[Entries taken from a collection]

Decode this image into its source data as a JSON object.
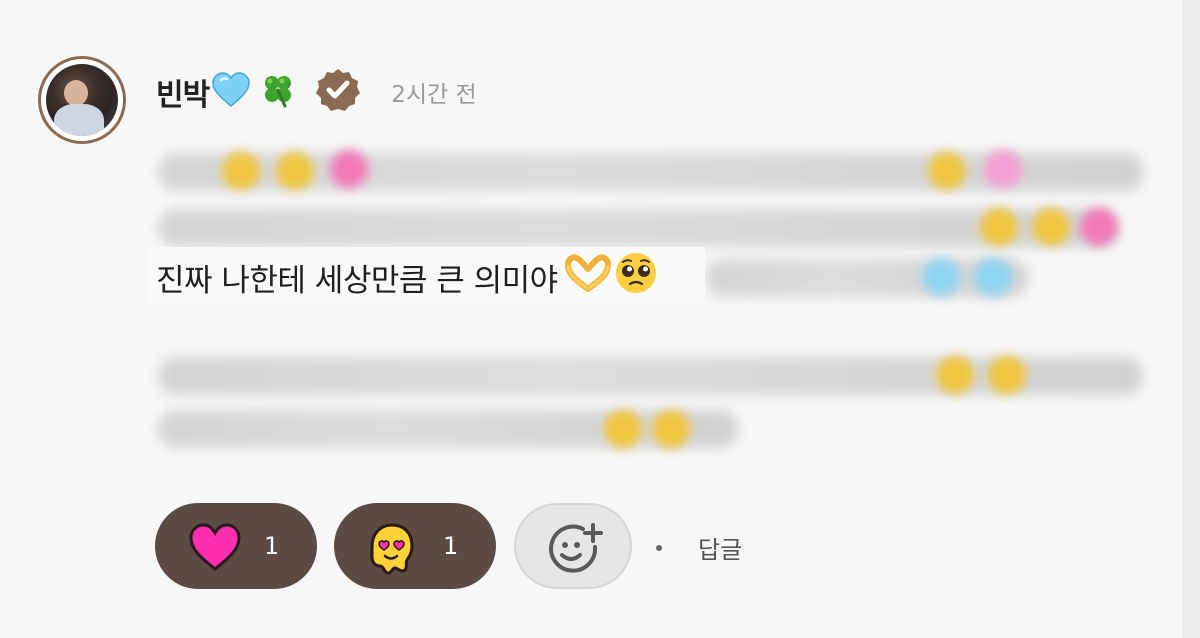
{
  "comment": {
    "username": "빈박",
    "time": "2시간 전",
    "visible_text": "진짜 나한테 세상만큼 큰 의미야",
    "name_emojis": [
      "blue-heart-icon",
      "four-leaf-clover-icon"
    ],
    "badge_icon": "verified-badge-icon",
    "trailing_emojis": [
      "heart-hands-icon",
      "pleading-face-icon"
    ]
  },
  "reactions": [
    {
      "icon": "pink-heart-icon",
      "count": "1"
    },
    {
      "icon": "melting-heart-eyes-icon",
      "count": "1"
    }
  ],
  "add_reaction_icon": "add-emoji-icon",
  "reply_label": "답글",
  "colors": {
    "reaction_bg": "#5b4b43",
    "badge": "#8a6a52",
    "heart": "#ff2fb0",
    "melt_face": "#ffd23a"
  }
}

> **PROBLEM STATEMENT**
Copy the entries exactly. Leave out the images.

> **REPLY TO THE EXERCISE**
Decode this image into its source data as a JSON object.
{
  "comment": {
    "username": "빈박",
    "time": "2시간 전",
    "visible_text": "진짜 나한테 세상만큼 큰 의미야",
    "name_emojis": [
      "blue-heart-icon",
      "four-leaf-clover-icon"
    ],
    "badge_icon": "verified-badge-icon",
    "trailing_emojis": [
      "heart-hands-icon",
      "pleading-face-icon"
    ]
  },
  "reactions": [
    {
      "icon": "pink-heart-icon",
      "count": "1"
    },
    {
      "icon": "melting-heart-eyes-icon",
      "count": "1"
    }
  ],
  "add_reaction_icon": "add-emoji-icon",
  "reply_label": "답글",
  "colors": {
    "reaction_bg": "#5b4b43",
    "badge": "#8a6a52",
    "heart": "#ff2fb0",
    "melt_face": "#ffd23a"
  }
}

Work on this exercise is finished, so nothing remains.